__What needs to be done__. Extract all lines that hold "работа" from the records below.

__Listed records__.
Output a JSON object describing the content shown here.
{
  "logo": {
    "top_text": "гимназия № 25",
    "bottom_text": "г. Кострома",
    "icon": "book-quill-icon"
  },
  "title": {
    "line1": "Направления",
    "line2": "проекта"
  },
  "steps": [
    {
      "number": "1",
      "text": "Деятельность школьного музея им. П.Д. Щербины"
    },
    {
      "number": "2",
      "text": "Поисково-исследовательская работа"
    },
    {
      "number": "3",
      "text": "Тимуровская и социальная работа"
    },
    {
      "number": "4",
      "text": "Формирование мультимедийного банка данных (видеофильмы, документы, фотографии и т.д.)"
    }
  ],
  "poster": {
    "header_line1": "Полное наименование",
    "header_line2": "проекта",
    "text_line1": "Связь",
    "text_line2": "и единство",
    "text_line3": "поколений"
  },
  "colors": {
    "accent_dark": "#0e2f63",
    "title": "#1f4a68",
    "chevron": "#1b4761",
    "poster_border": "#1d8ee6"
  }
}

__Solution to this exercise__.
      "text": "Поисково-исследовательская работа"
      "text": "Тимуровская и социальная работа"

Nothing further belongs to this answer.